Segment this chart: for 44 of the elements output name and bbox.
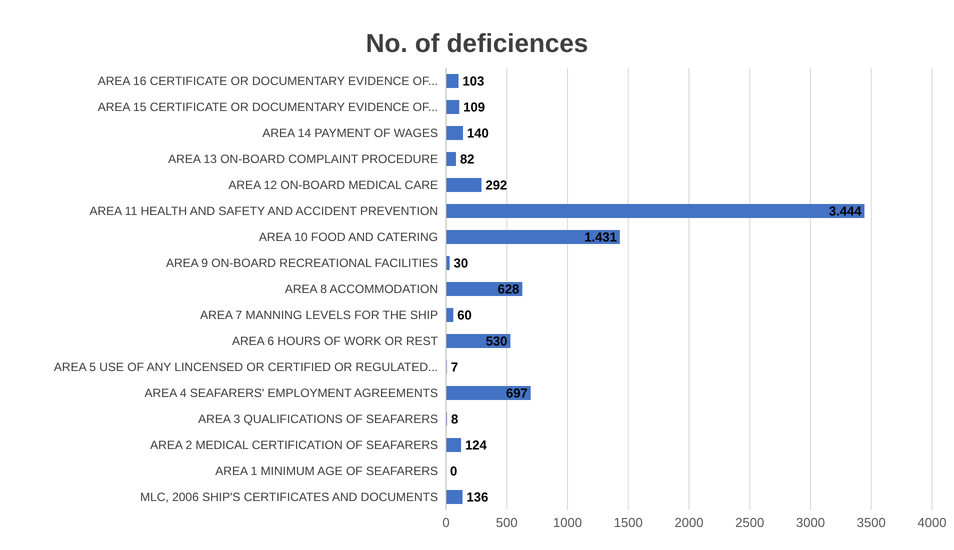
- y-tick-label: AREA 8 ACCOMMODATION: [284, 282, 438, 296]
- chart-title: No. of deficiences: [364, 27, 590, 60]
- y-tick-label: AREA 16 CERTIFICATE OR DOCUMENTARY EVIDENCE OF...: [98, 74, 438, 88]
- data-label: 103: [462, 74, 484, 89]
- y-tick-label: AREA 1 MINIMUM AGE OF SEAFARERS: [215, 464, 438, 478]
- data-label: 628: [498, 282, 520, 297]
- data-label: 697: [506, 386, 528, 401]
- y-tick-label: AREA 15 CERTIFICATE OR DOCUMENTARY EVIDENCE OF...: [98, 100, 438, 114]
- x-tick-label: 1500: [614, 515, 643, 530]
- data-label: 292: [485, 178, 508, 193]
- data-label: 140: [467, 126, 489, 141]
- data-label: 136: [466, 490, 488, 505]
- data-label: 124: [465, 438, 488, 453]
- x-tick-label: 500: [496, 515, 518, 530]
- data-label: 7: [450, 360, 458, 375]
- y-tick-label: AREA 7 MANNING LEVELS FOR THE SHIP: [200, 308, 438, 322]
- y-tick-label: MLC, 2006 SHIP'S CERTIFICATES AND DOCUMENTS: [140, 490, 438, 504]
- data-label: 82: [460, 152, 474, 167]
- data-label: 8: [450, 412, 458, 427]
- x-tick-label: 4000: [918, 515, 946, 530]
- y-tick-label: AREA 14 PAYMENT OF WAGES: [262, 126, 438, 140]
- x-tick-label: 2500: [735, 515, 764, 530]
- y-tick-label: AREA 6 HOURS OF WORK OR REST: [232, 334, 439, 348]
- x-tick-label: 2000: [674, 515, 704, 530]
- data-label: 3.444: [828, 204, 862, 219]
- y-tick-label: AREA 11 HEALTH AND SAFETY AND ACCIDENT PREVENTION: [89, 204, 438, 218]
- data-label: 1.431: [584, 230, 617, 245]
- x-tick-label: 3000: [796, 515, 825, 530]
- x-tick-label: 1000: [553, 515, 582, 530]
- y-tick-label: AREA 4 SEAFARERS' EMPLOYMENT AGREEMENTS: [144, 386, 438, 400]
- y-tick-label: AREA 2 MEDICAL CERTIFICATION OF SEAFARERS: [150, 438, 438, 452]
- y-tick-label: AREA 12 ON-BOARD MEDICAL CARE: [228, 178, 438, 192]
- data-label: 60: [457, 308, 472, 323]
- data-label: 530: [486, 334, 508, 349]
- data-label: 0: [450, 464, 458, 479]
- data-label: 109: [463, 100, 485, 115]
- y-tick-label: AREA 10 FOOD AND CATERING: [258, 230, 438, 244]
- data-label: 30: [454, 256, 468, 271]
- y-tick-label: AREA 13 ON-BOARD COMPLAINT PROCEDURE: [168, 152, 438, 166]
- x-tick-label: 3500: [856, 515, 886, 530]
- y-tick-label: AREA 5 USE OF ANY LINCENSED OR CERTIFIED OR REGULATED...: [54, 360, 438, 374]
- y-tick-label: AREA 9 ON-BOARD RECREATIONAL FACILITIES: [166, 256, 438, 270]
- y-tick-label: AREA 3 QUALIFICATIONS OF SEAFARERS: [198, 412, 438, 426]
- x-tick-label: 0: [442, 515, 450, 530]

____________________

▸ **OBJECTIVE**
Reproduce every line of the records above that contains the string "BOARD".

▸ **SOLVED EXERCISE**
- y-tick-label: AREA 12 ON-BOARD MEDICAL CARE: [228, 178, 438, 192]
- y-tick-label: AREA 13 ON-BOARD COMPLAINT PROCEDURE: [168, 152, 438, 166]
- y-tick-label: AREA 9 ON-BOARD RECREATIONAL FACILITIES: [166, 256, 438, 270]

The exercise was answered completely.